» Raw records
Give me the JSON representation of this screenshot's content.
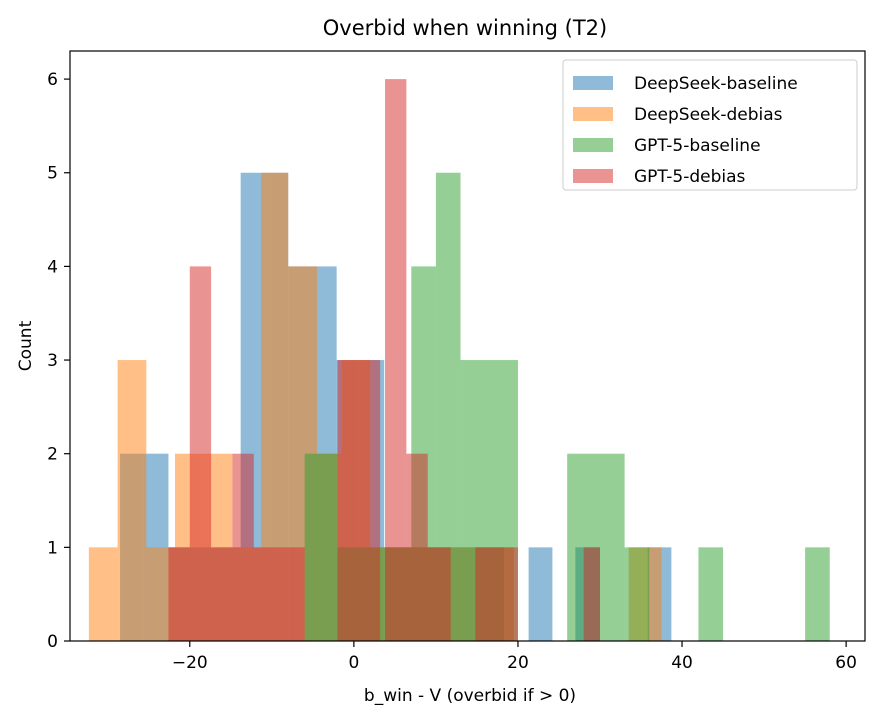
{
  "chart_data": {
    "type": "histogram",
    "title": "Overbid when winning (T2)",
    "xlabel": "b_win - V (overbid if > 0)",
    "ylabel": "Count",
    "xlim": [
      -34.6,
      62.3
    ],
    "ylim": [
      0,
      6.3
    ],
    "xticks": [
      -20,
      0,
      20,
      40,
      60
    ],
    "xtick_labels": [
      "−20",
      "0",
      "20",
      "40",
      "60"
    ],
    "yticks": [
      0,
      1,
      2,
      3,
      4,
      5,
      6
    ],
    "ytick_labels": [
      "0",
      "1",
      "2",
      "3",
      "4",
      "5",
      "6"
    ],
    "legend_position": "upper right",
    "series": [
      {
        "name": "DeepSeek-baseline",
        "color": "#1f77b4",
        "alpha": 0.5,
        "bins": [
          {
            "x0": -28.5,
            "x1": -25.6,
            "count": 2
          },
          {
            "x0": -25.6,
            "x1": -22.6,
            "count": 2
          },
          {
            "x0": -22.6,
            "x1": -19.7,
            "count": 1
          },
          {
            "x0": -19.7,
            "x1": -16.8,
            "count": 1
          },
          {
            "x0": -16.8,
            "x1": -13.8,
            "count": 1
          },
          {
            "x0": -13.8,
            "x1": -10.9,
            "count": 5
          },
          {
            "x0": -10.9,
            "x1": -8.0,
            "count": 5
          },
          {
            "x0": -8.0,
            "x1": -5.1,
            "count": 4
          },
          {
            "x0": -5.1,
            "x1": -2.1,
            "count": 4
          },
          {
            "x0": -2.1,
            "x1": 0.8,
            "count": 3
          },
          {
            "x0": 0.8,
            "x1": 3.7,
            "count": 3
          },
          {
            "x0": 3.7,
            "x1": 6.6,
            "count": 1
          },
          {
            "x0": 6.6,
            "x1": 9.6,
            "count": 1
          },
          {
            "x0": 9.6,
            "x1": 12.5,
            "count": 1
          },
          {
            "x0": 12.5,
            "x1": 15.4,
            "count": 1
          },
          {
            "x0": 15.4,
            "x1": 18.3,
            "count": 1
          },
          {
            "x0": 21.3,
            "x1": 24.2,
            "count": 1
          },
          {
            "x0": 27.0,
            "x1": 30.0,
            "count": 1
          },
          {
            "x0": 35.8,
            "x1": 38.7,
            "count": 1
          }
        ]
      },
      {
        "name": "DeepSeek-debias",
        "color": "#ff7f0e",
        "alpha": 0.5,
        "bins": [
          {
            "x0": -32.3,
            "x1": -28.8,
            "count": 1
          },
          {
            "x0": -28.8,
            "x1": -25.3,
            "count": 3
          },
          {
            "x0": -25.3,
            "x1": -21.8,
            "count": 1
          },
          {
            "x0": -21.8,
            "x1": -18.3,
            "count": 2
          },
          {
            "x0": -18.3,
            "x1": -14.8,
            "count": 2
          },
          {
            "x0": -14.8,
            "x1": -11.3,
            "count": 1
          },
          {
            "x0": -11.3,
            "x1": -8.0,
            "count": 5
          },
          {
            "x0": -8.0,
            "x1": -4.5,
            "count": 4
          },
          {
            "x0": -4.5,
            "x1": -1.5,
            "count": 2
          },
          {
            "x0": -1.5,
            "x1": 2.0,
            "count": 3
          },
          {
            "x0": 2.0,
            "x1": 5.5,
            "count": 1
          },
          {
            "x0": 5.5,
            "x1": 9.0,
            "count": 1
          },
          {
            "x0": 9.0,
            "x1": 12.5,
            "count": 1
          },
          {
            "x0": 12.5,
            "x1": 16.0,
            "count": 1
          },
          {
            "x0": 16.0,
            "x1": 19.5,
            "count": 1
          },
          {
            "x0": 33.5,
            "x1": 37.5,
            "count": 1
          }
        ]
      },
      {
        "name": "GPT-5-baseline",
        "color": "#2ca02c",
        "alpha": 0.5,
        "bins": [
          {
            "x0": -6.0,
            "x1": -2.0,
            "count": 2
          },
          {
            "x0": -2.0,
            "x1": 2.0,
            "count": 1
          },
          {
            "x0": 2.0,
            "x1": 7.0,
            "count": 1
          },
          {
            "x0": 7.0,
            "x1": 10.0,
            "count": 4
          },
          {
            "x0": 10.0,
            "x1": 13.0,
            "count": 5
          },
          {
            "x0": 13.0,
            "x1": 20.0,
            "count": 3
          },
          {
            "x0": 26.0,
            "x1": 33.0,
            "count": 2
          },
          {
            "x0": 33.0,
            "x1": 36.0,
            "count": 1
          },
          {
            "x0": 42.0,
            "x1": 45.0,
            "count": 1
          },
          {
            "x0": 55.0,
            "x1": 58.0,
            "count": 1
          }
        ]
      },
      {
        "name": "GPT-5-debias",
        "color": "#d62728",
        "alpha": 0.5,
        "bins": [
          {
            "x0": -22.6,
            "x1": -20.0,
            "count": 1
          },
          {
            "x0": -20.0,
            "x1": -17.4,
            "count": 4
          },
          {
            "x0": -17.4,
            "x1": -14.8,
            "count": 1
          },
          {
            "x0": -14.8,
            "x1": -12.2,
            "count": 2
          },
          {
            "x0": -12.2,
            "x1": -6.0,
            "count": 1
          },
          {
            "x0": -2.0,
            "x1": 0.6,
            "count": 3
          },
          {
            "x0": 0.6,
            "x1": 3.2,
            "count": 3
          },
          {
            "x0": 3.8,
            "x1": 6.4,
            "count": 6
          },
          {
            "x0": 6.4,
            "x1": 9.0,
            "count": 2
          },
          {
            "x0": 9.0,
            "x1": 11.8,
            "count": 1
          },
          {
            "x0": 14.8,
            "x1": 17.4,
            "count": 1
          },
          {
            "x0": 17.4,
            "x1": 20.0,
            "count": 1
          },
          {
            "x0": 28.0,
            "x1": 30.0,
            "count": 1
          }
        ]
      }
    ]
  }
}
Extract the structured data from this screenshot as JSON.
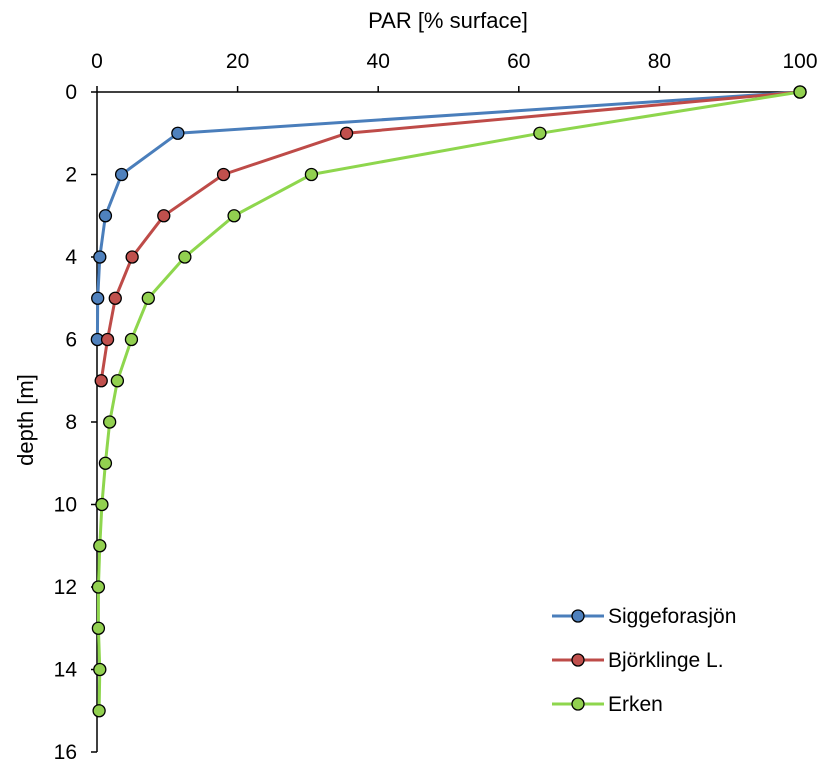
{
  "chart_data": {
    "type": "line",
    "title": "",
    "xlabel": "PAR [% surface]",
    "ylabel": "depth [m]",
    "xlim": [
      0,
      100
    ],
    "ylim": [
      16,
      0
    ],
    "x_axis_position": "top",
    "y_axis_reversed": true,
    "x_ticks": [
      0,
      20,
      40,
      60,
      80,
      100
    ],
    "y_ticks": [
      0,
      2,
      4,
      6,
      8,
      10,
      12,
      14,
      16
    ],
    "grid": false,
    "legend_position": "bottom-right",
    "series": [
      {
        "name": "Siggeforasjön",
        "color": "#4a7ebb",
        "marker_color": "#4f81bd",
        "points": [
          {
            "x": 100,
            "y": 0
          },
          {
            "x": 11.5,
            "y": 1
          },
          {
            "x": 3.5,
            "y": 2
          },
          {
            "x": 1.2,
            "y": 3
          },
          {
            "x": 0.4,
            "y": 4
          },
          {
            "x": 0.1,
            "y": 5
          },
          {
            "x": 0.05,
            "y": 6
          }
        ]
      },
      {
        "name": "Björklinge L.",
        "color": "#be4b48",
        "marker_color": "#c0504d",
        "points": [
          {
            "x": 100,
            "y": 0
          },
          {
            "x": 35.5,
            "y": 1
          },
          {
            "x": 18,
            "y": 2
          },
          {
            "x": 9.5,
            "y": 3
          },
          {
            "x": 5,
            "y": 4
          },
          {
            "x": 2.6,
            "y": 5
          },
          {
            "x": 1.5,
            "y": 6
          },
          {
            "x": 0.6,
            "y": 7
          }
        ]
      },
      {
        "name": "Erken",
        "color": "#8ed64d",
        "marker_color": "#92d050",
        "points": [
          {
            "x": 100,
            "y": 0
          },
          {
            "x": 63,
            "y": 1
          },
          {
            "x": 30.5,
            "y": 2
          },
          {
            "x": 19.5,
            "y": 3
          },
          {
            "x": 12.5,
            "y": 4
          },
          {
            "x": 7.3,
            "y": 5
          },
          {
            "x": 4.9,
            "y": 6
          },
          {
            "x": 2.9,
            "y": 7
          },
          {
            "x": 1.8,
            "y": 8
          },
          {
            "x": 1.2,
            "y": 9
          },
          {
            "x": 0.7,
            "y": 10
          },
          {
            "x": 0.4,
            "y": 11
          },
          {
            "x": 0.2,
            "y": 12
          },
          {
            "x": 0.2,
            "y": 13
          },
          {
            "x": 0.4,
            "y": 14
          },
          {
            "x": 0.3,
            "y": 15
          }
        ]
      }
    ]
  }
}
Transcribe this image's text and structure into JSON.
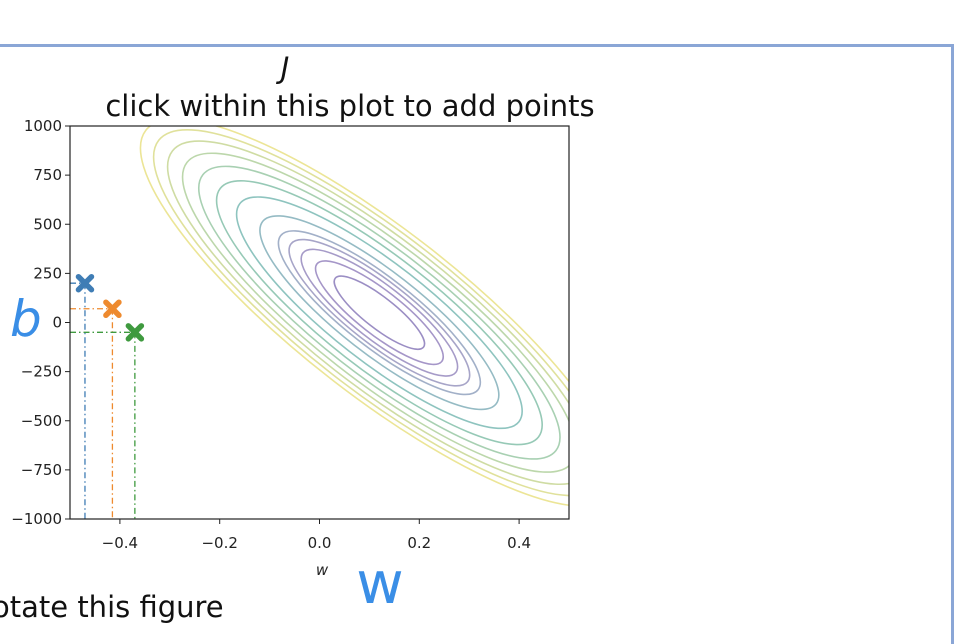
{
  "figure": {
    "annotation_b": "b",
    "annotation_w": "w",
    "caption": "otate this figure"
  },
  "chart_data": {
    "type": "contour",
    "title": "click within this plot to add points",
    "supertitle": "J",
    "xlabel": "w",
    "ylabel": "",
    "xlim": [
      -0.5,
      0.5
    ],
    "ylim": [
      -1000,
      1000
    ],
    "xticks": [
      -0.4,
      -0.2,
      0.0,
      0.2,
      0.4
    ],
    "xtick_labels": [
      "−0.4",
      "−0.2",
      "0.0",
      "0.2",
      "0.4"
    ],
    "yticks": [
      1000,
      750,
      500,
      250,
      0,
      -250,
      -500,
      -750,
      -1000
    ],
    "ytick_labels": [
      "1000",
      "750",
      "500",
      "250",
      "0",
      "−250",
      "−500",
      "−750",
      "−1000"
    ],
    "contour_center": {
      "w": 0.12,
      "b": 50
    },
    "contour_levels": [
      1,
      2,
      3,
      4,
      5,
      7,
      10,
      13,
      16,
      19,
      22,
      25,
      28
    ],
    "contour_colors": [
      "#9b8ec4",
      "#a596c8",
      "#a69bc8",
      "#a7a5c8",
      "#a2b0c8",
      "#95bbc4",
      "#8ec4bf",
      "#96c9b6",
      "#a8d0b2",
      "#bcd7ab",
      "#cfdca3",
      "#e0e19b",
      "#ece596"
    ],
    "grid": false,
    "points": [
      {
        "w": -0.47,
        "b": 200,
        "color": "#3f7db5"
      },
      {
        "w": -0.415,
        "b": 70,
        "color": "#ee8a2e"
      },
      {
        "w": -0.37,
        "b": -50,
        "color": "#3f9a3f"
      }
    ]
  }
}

» Your goal
Check every line of the data, and copy the ones that contain "debias".

» Final result
        "name": "DeepSeek-debias",
        "name": "GPT-5-debias",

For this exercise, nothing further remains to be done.